— BEGIN Provided records —
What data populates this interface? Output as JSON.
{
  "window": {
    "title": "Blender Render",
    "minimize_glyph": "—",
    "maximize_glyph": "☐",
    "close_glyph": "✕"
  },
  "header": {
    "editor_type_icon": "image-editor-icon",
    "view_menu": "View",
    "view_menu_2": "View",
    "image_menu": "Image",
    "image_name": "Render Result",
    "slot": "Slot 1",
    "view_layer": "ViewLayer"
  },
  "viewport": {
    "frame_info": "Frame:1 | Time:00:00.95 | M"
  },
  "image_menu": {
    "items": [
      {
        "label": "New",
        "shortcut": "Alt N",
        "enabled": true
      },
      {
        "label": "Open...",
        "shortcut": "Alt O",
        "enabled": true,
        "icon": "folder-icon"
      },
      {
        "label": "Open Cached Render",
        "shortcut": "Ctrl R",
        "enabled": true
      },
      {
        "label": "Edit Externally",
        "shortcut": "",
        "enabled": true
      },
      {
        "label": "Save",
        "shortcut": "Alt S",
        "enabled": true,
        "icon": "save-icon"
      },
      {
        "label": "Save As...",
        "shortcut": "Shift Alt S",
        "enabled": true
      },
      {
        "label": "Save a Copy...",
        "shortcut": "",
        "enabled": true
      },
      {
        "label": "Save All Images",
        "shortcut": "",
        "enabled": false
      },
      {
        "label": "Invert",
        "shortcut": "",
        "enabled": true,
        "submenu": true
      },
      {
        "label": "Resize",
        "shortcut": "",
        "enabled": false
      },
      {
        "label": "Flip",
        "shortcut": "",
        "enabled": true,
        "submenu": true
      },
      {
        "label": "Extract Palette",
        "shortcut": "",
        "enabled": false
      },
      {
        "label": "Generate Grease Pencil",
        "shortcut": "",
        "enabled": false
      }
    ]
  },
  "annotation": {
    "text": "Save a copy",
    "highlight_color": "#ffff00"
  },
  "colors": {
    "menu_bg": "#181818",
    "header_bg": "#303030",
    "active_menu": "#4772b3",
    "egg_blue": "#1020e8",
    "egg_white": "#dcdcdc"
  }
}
— END Provided records —
Problem statement:
Give every line of the material again, exactly as it reads.

Exercise answer:
What data populates this interface? Output as JSON.
{
  "window": {
    "title": "Blender Render",
    "minimize_glyph": "—",
    "maximize_glyph": "☐",
    "close_glyph": "✕"
  },
  "header": {
    "editor_type_icon": "image-editor-icon",
    "view_menu": "View",
    "view_menu_2": "View",
    "image_menu": "Image",
    "image_name": "Render Result",
    "slot": "Slot 1",
    "view_layer": "ViewLayer"
  },
  "viewport": {
    "frame_info": "Frame:1 | Time:00:00.95 | M"
  },
  "image_menu": {
    "items": [
      {
        "label": "New",
        "shortcut": "Alt N",
        "enabled": true
      },
      {
        "label": "Open...",
        "shortcut": "Alt O",
        "enabled": true,
        "icon": "folder-icon"
      },
      {
        "label": "Open Cached Render",
        "shortcut": "Ctrl R",
        "enabled": true
      },
      {
        "label": "Edit Externally",
        "shortcut": "",
        "enabled": true
      },
      {
        "label": "Save",
        "shortcut": "Alt S",
        "enabled": true,
        "icon": "save-icon"
      },
      {
        "label": "Save As...",
        "shortcut": "Shift Alt S",
        "enabled": true
      },
      {
        "label": "Save a Copy...",
        "shortcut": "",
        "enabled": true
      },
      {
        "label": "Save All Images",
        "shortcut": "",
        "enabled": false
      },
      {
        "label": "Invert",
        "shortcut": "",
        "enabled": true,
        "submenu": true
      },
      {
        "label": "Resize",
        "shortcut": "",
        "enabled": false
      },
      {
        "label": "Flip",
        "shortcut": "",
        "enabled": true,
        "submenu": true
      },
      {
        "label": "Extract Palette",
        "shortcut": "",
        "enabled": false
      },
      {
        "label": "Generate Grease Pencil",
        "shortcut": "",
        "enabled": false
      }
    ]
  },
  "annotation": {
    "text": "Save a copy",
    "highlight_color": "#ffff00"
  },
  "colors": {
    "menu_bg": "#181818",
    "header_bg": "#303030",
    "active_menu": "#4772b3",
    "egg_blue": "#1020e8",
    "egg_white": "#dcdcdc"
  }
}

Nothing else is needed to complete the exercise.